Tarefa 1 » Devolva integralmente o texto sobre o populismo de esquerda, sem nenhuma alteração.

Trecho do documento »
Pode haver um populismo de esquerda?

O debate europeu sobre o populismo põe em questão a identidade fundamental da esquerda

Por Jacob Hamburguer

populismo

Evitado pela Casa Branca e pela mídia norte-americana de direita, aquele que foi um dos principais assessores do governo de Donald Trump, Steve Bannon recentemente buscou restabelecer sua imagem de mentor político ao embarcar em uma turnê européia. Se Bannon tivesse começado a suspeitar que a presidência de Donald Trump não era mais a vanguarda de uma virada global de extrema-direita, pelo menos ele ainda podia mostrar seu apoio aos movimentos neofascistas em todo o Velho Continente. E assim, Bannon fez discursos sobre a importância do partido xenófobo italiano La Lega, elogiou seu amigo brexiteer, Nigel Farage, e apareceu como convidado surpresa na convenção da Frente Nacional Francesa. "A onda populista não acabou", insistiu em entrevista ao jornal britânico The Spectator – "está apenas começando".

Linhas »
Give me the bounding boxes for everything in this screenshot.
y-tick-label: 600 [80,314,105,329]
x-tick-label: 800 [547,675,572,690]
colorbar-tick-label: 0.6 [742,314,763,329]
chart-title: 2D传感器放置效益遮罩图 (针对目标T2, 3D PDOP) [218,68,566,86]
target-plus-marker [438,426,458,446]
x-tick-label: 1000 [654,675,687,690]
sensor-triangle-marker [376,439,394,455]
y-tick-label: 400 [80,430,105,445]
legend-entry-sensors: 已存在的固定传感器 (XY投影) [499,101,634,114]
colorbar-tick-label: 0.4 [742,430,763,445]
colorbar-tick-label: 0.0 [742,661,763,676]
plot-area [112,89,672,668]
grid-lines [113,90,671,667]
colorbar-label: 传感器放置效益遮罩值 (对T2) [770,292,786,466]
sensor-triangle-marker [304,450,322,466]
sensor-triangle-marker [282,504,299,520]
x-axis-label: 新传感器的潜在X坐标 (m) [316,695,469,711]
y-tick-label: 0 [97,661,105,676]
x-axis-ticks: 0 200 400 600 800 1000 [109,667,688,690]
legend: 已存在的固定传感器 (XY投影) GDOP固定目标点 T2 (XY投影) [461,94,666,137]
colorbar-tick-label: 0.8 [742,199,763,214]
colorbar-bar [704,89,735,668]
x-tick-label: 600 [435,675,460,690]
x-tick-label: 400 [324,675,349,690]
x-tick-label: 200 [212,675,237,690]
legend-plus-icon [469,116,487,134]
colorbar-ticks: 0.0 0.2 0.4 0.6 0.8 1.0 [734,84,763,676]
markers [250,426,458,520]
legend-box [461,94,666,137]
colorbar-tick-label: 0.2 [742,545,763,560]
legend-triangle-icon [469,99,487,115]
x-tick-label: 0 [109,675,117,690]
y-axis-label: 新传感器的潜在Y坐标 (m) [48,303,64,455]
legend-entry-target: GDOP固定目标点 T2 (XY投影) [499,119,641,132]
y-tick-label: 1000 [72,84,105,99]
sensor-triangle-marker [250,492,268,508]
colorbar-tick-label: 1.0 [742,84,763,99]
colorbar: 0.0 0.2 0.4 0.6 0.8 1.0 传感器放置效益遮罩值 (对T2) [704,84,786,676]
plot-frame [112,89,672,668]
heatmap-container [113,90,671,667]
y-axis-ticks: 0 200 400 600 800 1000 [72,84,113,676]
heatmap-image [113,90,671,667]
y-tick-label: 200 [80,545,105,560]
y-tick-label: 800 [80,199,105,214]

Tarefa 2 » Informe cada linha que contenha a sequência "plot", copiando-a por inteiro. A diferença entre maiúsculas e minúsculas conta.

Resposta 1 »
Pode haver um populismo de esquerda?

O debate europeu sobre o populismo põe em questão a identidade fundamental da esquerda

Por Jacob Hamburguer

populismo

Evitado pela Casa Branca e pela mídia norte-americana de direita, aquele que foi um dos principais assessores do governo de Donald Trump, Steve Bannon recentemente buscou restabelecer sua imagem de mentor político ao embarcar em uma turnê européia. Se Bannon tivesse começado a suspeitar que a presidência de Donald Trump não era mais a vanguarda de uma virada global de extrema-direita, pelo menos ele ainda podia mostrar seu apoio aos movimentos neofascistas em todo o Velho Continente. E assim, Bannon fez discursos sobre a importância do partido xenófobo italiano La Lega, elogiou seu amigo brexiteer, Nigel Farage, e apareceu como convidado surpresa na convenção da Frente Nacional Francesa. "A onda populista não acabou", insistiu em entrevista ao jornal britânico The Spectator – "está apenas começando".

Resposta 2 »
plot-area [112,89,672,668]
plot-frame [112,89,672,668]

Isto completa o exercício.